* Short exercise *
Restate the entries below word for word, omitting nothing.

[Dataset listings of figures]
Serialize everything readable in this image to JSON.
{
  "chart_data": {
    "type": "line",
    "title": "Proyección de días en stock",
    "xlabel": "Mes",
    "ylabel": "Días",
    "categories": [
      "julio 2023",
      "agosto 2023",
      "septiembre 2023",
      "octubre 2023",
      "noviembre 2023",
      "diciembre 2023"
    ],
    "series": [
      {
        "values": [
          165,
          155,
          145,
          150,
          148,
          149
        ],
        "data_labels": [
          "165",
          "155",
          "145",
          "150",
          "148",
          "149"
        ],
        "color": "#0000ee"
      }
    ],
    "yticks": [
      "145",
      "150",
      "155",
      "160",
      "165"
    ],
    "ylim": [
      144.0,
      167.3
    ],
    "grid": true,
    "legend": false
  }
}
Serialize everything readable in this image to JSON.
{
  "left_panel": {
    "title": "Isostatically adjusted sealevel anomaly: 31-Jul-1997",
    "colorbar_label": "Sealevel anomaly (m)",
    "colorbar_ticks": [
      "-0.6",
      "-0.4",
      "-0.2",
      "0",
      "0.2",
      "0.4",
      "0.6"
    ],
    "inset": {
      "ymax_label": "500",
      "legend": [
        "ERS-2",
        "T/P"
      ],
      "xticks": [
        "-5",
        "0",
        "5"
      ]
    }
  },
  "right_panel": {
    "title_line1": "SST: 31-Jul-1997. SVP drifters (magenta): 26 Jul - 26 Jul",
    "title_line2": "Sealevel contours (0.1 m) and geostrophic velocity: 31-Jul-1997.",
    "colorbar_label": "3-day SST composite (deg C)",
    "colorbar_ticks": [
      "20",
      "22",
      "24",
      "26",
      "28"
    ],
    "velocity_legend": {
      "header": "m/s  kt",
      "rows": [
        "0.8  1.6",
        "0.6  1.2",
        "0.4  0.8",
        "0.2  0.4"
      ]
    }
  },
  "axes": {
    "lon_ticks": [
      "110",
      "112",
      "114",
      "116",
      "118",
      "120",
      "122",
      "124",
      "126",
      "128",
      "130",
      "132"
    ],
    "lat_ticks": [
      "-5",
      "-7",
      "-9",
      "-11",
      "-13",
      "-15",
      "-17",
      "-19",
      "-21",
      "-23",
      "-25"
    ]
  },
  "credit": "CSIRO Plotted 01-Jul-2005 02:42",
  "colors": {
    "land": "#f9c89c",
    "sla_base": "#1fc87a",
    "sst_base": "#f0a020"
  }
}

* Full response *
Serialize everything readable in this image to JSON.
{
  "chart_data": {
    "type": "line",
    "title": "Proyección de días en stock",
    "xlabel": "Mes",
    "ylabel": "Días",
    "categories": [
      "julio 2023",
      "agosto 2023",
      "septiembre 2023",
      "octubre 2023",
      "noviembre 2023",
      "diciembre 2023"
    ],
    "series": [
      {
        "values": [
          165,
          155,
          145,
          150,
          148,
          149
        ],
        "data_labels": [
          "165",
          "155",
          "145",
          "150",
          "148",
          "149"
        ],
        "color": "#0000ee"
      }
    ],
    "yticks": [
      "145",
      "150",
      "155",
      "160",
      "165"
    ],
    "ylim": [
      144.0,
      167.3
    ],
    "grid": true,
    "legend": false
  }
}
Serialize everything readable in this image to JSON.
{
  "left_panel": {
    "title": "Isostatically adjusted sealevel anomaly: 31-Jul-1997",
    "colorbar_label": "Sealevel anomaly (m)",
    "colorbar_ticks": [
      "-0.6",
      "-0.4",
      "-0.2",
      "0",
      "0.2",
      "0.4",
      "0.6"
    ],
    "inset": {
      "ymax_label": "500",
      "legend": [
        "ERS-2",
        "T/P"
      ],
      "xticks": [
        "-5",
        "0",
        "5"
      ]
    }
  },
  "right_panel": {
    "title_line1": "SST: 31-Jul-1997. SVP drifters (magenta): 26 Jul - 26 Jul",
    "title_line2": "Sealevel contours (0.1 m) and geostrophic velocity: 31-Jul-1997.",
    "colorbar_label": "3-day SST composite (deg C)",
    "colorbar_ticks": [
      "20",
      "22",
      "24",
      "26",
      "28"
    ],
    "velocity_legend": {
      "header": "m/s  kt",
      "rows": [
        "0.8  1.6",
        "0.6  1.2",
        "0.4  0.8",
        "0.2  0.4"
      ]
    }
  },
  "axes": {
    "lon_ticks": [
      "110",
      "112",
      "114",
      "116",
      "118",
      "120",
      "122",
      "124",
      "126",
      "128",
      "130",
      "132"
    ],
    "lat_ticks": [
      "-5",
      "-7",
      "-9",
      "-11",
      "-13",
      "-15",
      "-17",
      "-19",
      "-21",
      "-23",
      "-25"
    ]
  },
  "credit": "CSIRO Plotted 01-Jul-2005 02:42",
  "colors": {
    "land": "#f9c89c",
    "sla_base": "#1fc87a",
    "sst_base": "#f0a020"
  }
}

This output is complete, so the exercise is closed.